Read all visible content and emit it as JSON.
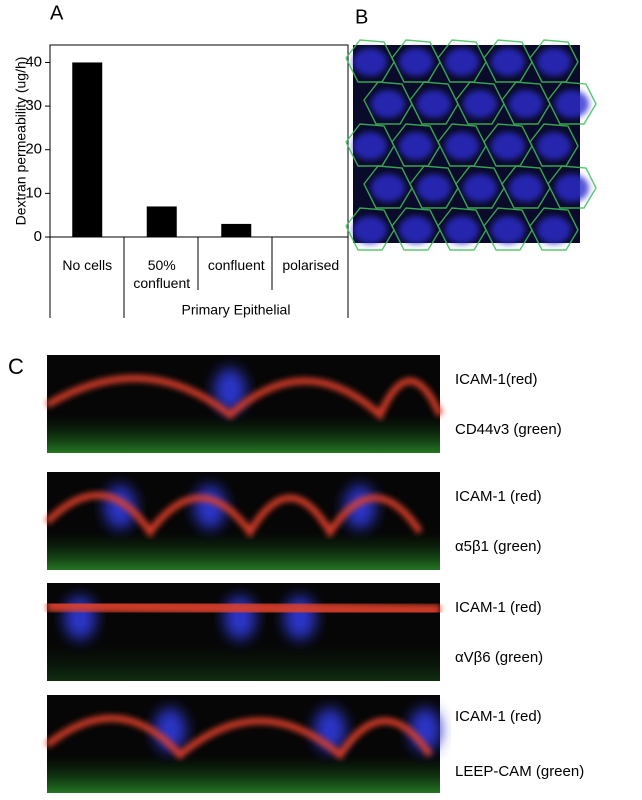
{
  "panels": {
    "a": "A",
    "b": "B",
    "c": "C"
  },
  "chart_data": {
    "type": "bar",
    "y_label": "Dextran permeability (ug/h)",
    "categories": [
      "No cells",
      "50% confluent",
      "confluent",
      "polarised"
    ],
    "values": [
      40,
      7,
      3,
      0
    ],
    "color": "#000000",
    "ylim": [
      0,
      44
    ],
    "yticks": [
      0,
      10,
      20,
      30,
      40
    ],
    "group_label": "Primary Epithelial"
  },
  "images": [
    {
      "label_1": "ICAM-1(red)",
      "label_2": "CD44v3 (green)"
    },
    {
      "label_1": "ICAM-1 (red)",
      "label_2": "α5β1 (green)"
    },
    {
      "label_1": "ICAM-1 (red)",
      "label_2": "αVβ6 (green)"
    },
    {
      "label_1": "ICAM-1 (red)",
      "label_2": "LEEP-CAM (green)"
    }
  ]
}
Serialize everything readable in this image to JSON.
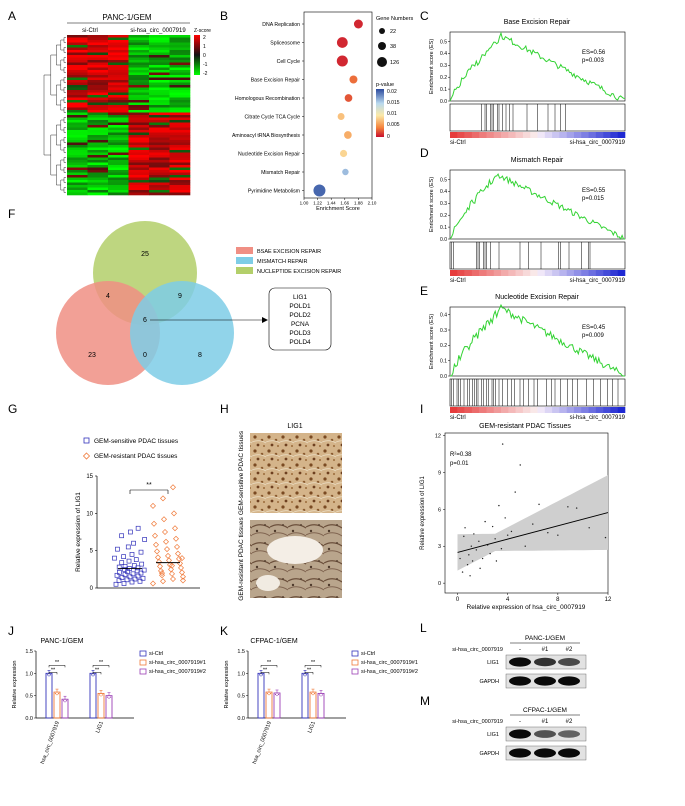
{
  "panels": {
    "A": "A",
    "B": "B",
    "C": "C",
    "D": "D",
    "E": "E",
    "F": "F",
    "G": "G",
    "H": "H",
    "I": "I",
    "J": "J",
    "K": "K",
    "L": "L",
    "M": "M"
  },
  "heatmap": {
    "title": "PANC-1/GEM",
    "group_left": "si-Ctrl",
    "group_right": "si-hsa_circ_0007919",
    "legend_title": "Z-score",
    "legend_ticks": [
      "2",
      "1",
      "0",
      "-1",
      "-2"
    ]
  },
  "bubble": {
    "pathways": [
      "DNA Replication",
      "Spliceosome",
      "Cell Cycle",
      "Base Excision Repair",
      "Homologous Recombination",
      "Citrate Cycle TCA Cycle",
      "Aminoacyl tRNA Biosynthesis",
      "Nucleotide Excision Repair",
      "Mismatch Repair",
      "Pyrimidine Metabolism"
    ],
    "enrichment": [
      1.88,
      1.62,
      1.62,
      1.8,
      1.72,
      1.6,
      1.71,
      1.64,
      1.67,
      1.25
    ],
    "gene_numbers": [
      60,
      90,
      95,
      45,
      40,
      28,
      40,
      32,
      20,
      110
    ],
    "pvalue": [
      0.001,
      0.001,
      0.001,
      0.004,
      0.003,
      0.008,
      0.007,
      0.009,
      0.016,
      0.019
    ],
    "xlabel": "Enrichment Score",
    "xticks": [
      "1.00",
      "1.22",
      "1.44",
      "1.66",
      "1.88",
      "2.10"
    ],
    "size_legend_title": "Gene Numbers",
    "size_legend": [
      "22",
      "38",
      "126"
    ],
    "color_legend_title": "p-value",
    "color_legend": [
      "0.02",
      "0.015",
      "0.01",
      "0.005",
      "0"
    ]
  },
  "gsea": [
    {
      "title": "Base Excision Repair",
      "es": "ES=0.56",
      "p": "p=0.003",
      "ylabel": "Enrichment score (ES)",
      "yticks": [
        "0.5",
        "0.4",
        "0.3",
        "0.2",
        "0.1",
        "0.0"
      ],
      "left": "si-Ctrl",
      "right": "si-hsa_circ_0007919"
    },
    {
      "title": "Mismatch Repair",
      "es": "ES=0.55",
      "p": "p=0.015",
      "ylabel": "Enrichment score (ES)",
      "yticks": [
        "0.5",
        "0.4",
        "0.3",
        "0.2",
        "0.1",
        "0.0"
      ],
      "left": "si-Ctrl",
      "right": "si-hsa_circ_0007919"
    },
    {
      "title": "Nucleotide Excision Repair",
      "es": "ES=0.45",
      "p": "p=0.009",
      "ylabel": "Enrichment score (ES)",
      "yticks": [
        "0.4",
        "0.3",
        "0.2",
        "0.1",
        "0.0"
      ],
      "left": "si-Ctrl",
      "right": "si-hsa_circ_0007919"
    }
  ],
  "venn": {
    "counts": [
      "25",
      "4",
      "9",
      "6",
      "23",
      "0",
      "8"
    ],
    "legend": [
      "BSAE EXCISION REPAIR",
      "MISMATCH REPAIR",
      "NUCLEPTIDE EXCISION REPAIR"
    ],
    "colors": [
      "#f08f84",
      "#7ecde6",
      "#b3cf6a"
    ],
    "genes": [
      "LIG1",
      "POLD1",
      "POLD2",
      "PCNA",
      "POLD3",
      "POLD4"
    ]
  },
  "scatterG": {
    "legend": [
      "GEM-sensitive PDAC tissues",
      "GEM-resistant PDAC tissues"
    ],
    "ylabel": "Relative expression  of LIG1",
    "yticks": [
      "15",
      "10",
      "5",
      "0"
    ],
    "sig": "**"
  },
  "ihc": {
    "title": "LIG1",
    "top": "GEM-sensitive PDAC tissues",
    "bottom": "GEM-resistant PDAC tissues"
  },
  "corr": {
    "title": "GEM-resistant PDAC Tissues",
    "r2": "R²=0.38",
    "p": "p=0.01",
    "xlabel": "Relative expression of hsa_circ_0007919",
    "ylabel": "Relative expression of LIG1",
    "xticks": [
      "0",
      "4",
      "8",
      "12"
    ],
    "yticks": [
      "12",
      "9",
      "6",
      "3",
      "0"
    ]
  },
  "barJ": {
    "title": "PANC-1/GEM",
    "ylabel": "Relative expression",
    "yticks": [
      "1.5",
      "1.0",
      "0.5",
      "0.0"
    ],
    "groups": [
      "hsa_circ_0007919",
      "LIG1"
    ],
    "legend": [
      "si-Ctrl",
      "si-hsa_circ_0007919#1",
      "si-hsa_circ_0007919#2"
    ],
    "values": [
      [
        1.0,
        0.58,
        0.42
      ],
      [
        1.0,
        0.55,
        0.5
      ]
    ],
    "sig": "**"
  },
  "barK": {
    "title": "CFPAC-1/GEM",
    "ylabel": "Relative expression",
    "yticks": [
      "1.5",
      "1.0",
      "0.5",
      "0.0"
    ],
    "groups": [
      "hsa_circ_0007919",
      "LIG1"
    ],
    "legend": [
      "si-Ctrl",
      "si-hsa_circ_0007919#1",
      "si-hsa_circ_0007919#2"
    ],
    "values": [
      [
        1.0,
        0.58,
        0.56
      ],
      [
        1.0,
        0.58,
        0.55
      ]
    ],
    "sig": "**"
  },
  "blots": [
    {
      "title": "PANC-1/GEM",
      "lanes_label": "si-hsa_circ_0007919",
      "lanes": [
        "-",
        "#1",
        "#2"
      ],
      "rows": [
        "LIG1",
        "GAPDH"
      ]
    },
    {
      "title": "CFPAC-1/GEM",
      "lanes_label": "si-hsa_circ_0007919",
      "lanes": [
        "-",
        "#1",
        "#2"
      ],
      "rows": [
        "LIG1",
        "GAPDH"
      ]
    }
  ],
  "colors": {
    "red": "#e8262a",
    "green": "#1ed21e",
    "blue": "#3333bb",
    "orange": "#f07a3a",
    "purple": "#9b3fb5",
    "es_line": "#34d334"
  }
}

● ● ● ● ● ● ●

### [Task description]
In your copy of the records, include no pictures; repeat everything else exactly.

### [Task solution]
Read all visible content and emit it as JSON.
{
  "panels": {
    "a": "A",
    "b": "B",
    "c": "C"
  },
  "chart_data": {
    "type": "bar",
    "y_label": "Dextran permeability (ug/h)",
    "categories": [
      "No cells",
      "50% confluent",
      "confluent",
      "polarised"
    ],
    "values": [
      40,
      7,
      3,
      0
    ],
    "color": "#000000",
    "ylim": [
      0,
      44
    ],
    "yticks": [
      0,
      10,
      20,
      30,
      40
    ],
    "group_label": "Primary Epithelial"
  },
  "images": [
    {
      "label_1": "ICAM-1(red)",
      "label_2": "CD44v3 (green)"
    },
    {
      "label_1": "ICAM-1 (red)",
      "label_2": "α5β1 (green)"
    },
    {
      "label_1": "ICAM-1 (red)",
      "label_2": "αVβ6 (green)"
    },
    {
      "label_1": "ICAM-1 (red)",
      "label_2": "LEEP-CAM (green)"
    }
  ]
}
Serialize everything readable in this image to JSON.
{
  "panels": {
    "A": "A",
    "B": "B",
    "C": "C",
    "D": "D",
    "E": "E",
    "F": "F",
    "G": "G",
    "H": "H",
    "I": "I",
    "J": "J",
    "K": "K",
    "L": "L",
    "M": "M"
  },
  "heatmap": {
    "title": "PANC-1/GEM",
    "group_left": "si-Ctrl",
    "group_right": "si-hsa_circ_0007919",
    "legend_title": "Z-score",
    "legend_ticks": [
      "2",
      "1",
      "0",
      "-1",
      "-2"
    ]
  },
  "bubble": {
    "pathways": [
      "DNA Replication",
      "Spliceosome",
      "Cell Cycle",
      "Base Excision Repair",
      "Homologous Recombination",
      "Citrate Cycle TCA Cycle",
      "Aminoacyl tRNA Biosynthesis",
      "Nucleotide Excision Repair",
      "Mismatch Repair",
      "Pyrimidine Metabolism"
    ],
    "enrichment": [
      1.88,
      1.62,
      1.62,
      1.8,
      1.72,
      1.6,
      1.71,
      1.64,
      1.67,
      1.25
    ],
    "gene_numbers": [
      60,
      90,
      95,
      45,
      40,
      28,
      40,
      32,
      20,
      110
    ],
    "pvalue": [
      0.001,
      0.001,
      0.001,
      0.004,
      0.003,
      0.008,
      0.007,
      0.009,
      0.016,
      0.019
    ],
    "xlabel": "Enrichment Score",
    "xticks": [
      "1.00",
      "1.22",
      "1.44",
      "1.66",
      "1.88",
      "2.10"
    ],
    "size_legend_title": "Gene Numbers",
    "size_legend": [
      "22",
      "38",
      "126"
    ],
    "color_legend_title": "p-value",
    "color_legend": [
      "0.02",
      "0.015",
      "0.01",
      "0.005",
      "0"
    ]
  },
  "gsea": [
    {
      "title": "Base Excision Repair",
      "es": "ES=0.56",
      "p": "p=0.003",
      "ylabel": "Enrichment score (ES)",
      "yticks": [
        "0.5",
        "0.4",
        "0.3",
        "0.2",
        "0.1",
        "0.0"
      ],
      "left": "si-Ctrl",
      "right": "si-hsa_circ_0007919"
    },
    {
      "title": "Mismatch Repair",
      "es": "ES=0.55",
      "p": "p=0.015",
      "ylabel": "Enrichment score (ES)",
      "yticks": [
        "0.5",
        "0.4",
        "0.3",
        "0.2",
        "0.1",
        "0.0"
      ],
      "left": "si-Ctrl",
      "right": "si-hsa_circ_0007919"
    },
    {
      "title": "Nucleotide Excision Repair",
      "es": "ES=0.45",
      "p": "p=0.009",
      "ylabel": "Enrichment score (ES)",
      "yticks": [
        "0.4",
        "0.3",
        "0.2",
        "0.1",
        "0.0"
      ],
      "left": "si-Ctrl",
      "right": "si-hsa_circ_0007919"
    }
  ],
  "venn": {
    "counts": [
      "25",
      "4",
      "9",
      "6",
      "23",
      "0",
      "8"
    ],
    "legend": [
      "BSAE EXCISION REPAIR",
      "MISMATCH REPAIR",
      "NUCLEPTIDE EXCISION REPAIR"
    ],
    "colors": [
      "#f08f84",
      "#7ecde6",
      "#b3cf6a"
    ],
    "genes": [
      "LIG1",
      "POLD1",
      "POLD2",
      "PCNA",
      "POLD3",
      "POLD4"
    ]
  },
  "scatterG": {
    "legend": [
      "GEM-sensitive PDAC tissues",
      "GEM-resistant PDAC tissues"
    ],
    "ylabel": "Relative expression  of LIG1",
    "yticks": [
      "15",
      "10",
      "5",
      "0"
    ],
    "sig": "**"
  },
  "ihc": {
    "title": "LIG1",
    "top": "GEM-sensitive PDAC tissues",
    "bottom": "GEM-resistant PDAC tissues"
  },
  "corr": {
    "title": "GEM-resistant PDAC Tissues",
    "r2": "R²=0.38",
    "p": "p=0.01",
    "xlabel": "Relative expression of hsa_circ_0007919",
    "ylabel": "Relative expression of LIG1",
    "xticks": [
      "0",
      "4",
      "8",
      "12"
    ],
    "yticks": [
      "12",
      "9",
      "6",
      "3",
      "0"
    ]
  },
  "barJ": {
    "title": "PANC-1/GEM",
    "ylabel": "Relative expression",
    "yticks": [
      "1.5",
      "1.0",
      "0.5",
      "0.0"
    ],
    "groups": [
      "hsa_circ_0007919",
      "LIG1"
    ],
    "legend": [
      "si-Ctrl",
      "si-hsa_circ_0007919#1",
      "si-hsa_circ_0007919#2"
    ],
    "values": [
      [
        1.0,
        0.58,
        0.42
      ],
      [
        1.0,
        0.55,
        0.5
      ]
    ],
    "sig": "**"
  },
  "barK": {
    "title": "CFPAC-1/GEM",
    "ylabel": "Relative expression",
    "yticks": [
      "1.5",
      "1.0",
      "0.5",
      "0.0"
    ],
    "groups": [
      "hsa_circ_0007919",
      "LIG1"
    ],
    "legend": [
      "si-Ctrl",
      "si-hsa_circ_0007919#1",
      "si-hsa_circ_0007919#2"
    ],
    "values": [
      [
        1.0,
        0.58,
        0.56
      ],
      [
        1.0,
        0.58,
        0.55
      ]
    ],
    "sig": "**"
  },
  "blots": [
    {
      "title": "PANC-1/GEM",
      "lanes_label": "si-hsa_circ_0007919",
      "lanes": [
        "-",
        "#1",
        "#2"
      ],
      "rows": [
        "LIG1",
        "GAPDH"
      ]
    },
    {
      "title": "CFPAC-1/GEM",
      "lanes_label": "si-hsa_circ_0007919",
      "lanes": [
        "-",
        "#1",
        "#2"
      ],
      "rows": [
        "LIG1",
        "GAPDH"
      ]
    }
  ],
  "colors": {
    "red": "#e8262a",
    "green": "#1ed21e",
    "blue": "#3333bb",
    "orange": "#f07a3a",
    "purple": "#9b3fb5",
    "es_line": "#34d334"
  }
}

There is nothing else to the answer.